Data entries
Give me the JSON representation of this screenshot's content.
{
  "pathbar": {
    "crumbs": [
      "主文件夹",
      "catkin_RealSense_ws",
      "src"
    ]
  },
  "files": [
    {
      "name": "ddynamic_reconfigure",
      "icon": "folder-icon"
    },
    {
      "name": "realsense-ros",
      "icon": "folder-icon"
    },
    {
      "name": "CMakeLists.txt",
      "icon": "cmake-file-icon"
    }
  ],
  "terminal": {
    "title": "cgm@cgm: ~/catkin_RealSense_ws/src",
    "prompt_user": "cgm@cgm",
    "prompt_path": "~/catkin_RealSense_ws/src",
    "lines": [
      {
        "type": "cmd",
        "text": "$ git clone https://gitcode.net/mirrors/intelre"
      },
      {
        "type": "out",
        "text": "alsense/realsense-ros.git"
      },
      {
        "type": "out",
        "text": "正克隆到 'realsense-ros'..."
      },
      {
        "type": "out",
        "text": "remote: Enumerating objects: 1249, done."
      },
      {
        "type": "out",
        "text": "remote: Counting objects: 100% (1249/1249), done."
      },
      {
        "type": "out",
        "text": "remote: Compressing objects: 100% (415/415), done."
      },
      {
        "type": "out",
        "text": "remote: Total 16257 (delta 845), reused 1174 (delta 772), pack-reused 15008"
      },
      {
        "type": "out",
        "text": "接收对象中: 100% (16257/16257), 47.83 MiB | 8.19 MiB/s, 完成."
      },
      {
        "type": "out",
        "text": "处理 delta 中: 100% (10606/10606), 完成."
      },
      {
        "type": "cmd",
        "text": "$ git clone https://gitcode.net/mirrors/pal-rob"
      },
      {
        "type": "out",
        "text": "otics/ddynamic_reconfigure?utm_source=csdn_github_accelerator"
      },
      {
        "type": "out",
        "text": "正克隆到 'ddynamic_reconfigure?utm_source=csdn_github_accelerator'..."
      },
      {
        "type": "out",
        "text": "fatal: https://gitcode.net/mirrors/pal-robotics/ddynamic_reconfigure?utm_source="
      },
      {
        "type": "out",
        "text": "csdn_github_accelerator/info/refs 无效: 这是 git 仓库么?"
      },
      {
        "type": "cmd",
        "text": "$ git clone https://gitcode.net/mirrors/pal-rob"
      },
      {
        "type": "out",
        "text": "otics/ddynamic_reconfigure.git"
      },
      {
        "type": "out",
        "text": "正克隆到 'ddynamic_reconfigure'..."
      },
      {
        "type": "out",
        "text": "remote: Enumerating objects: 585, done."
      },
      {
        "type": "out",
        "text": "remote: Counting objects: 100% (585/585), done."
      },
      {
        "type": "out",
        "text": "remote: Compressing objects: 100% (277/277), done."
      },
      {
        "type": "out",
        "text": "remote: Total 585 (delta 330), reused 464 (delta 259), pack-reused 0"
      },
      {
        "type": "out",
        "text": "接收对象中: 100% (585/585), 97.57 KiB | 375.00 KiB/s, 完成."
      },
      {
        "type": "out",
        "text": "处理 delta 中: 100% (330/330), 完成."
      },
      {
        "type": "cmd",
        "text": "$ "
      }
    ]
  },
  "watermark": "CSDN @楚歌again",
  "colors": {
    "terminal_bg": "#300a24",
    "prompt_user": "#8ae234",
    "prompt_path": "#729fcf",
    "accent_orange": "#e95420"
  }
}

Brief | The answer should be a single number: the count of lines in the data that include the string "Compressing".

Complete response | 2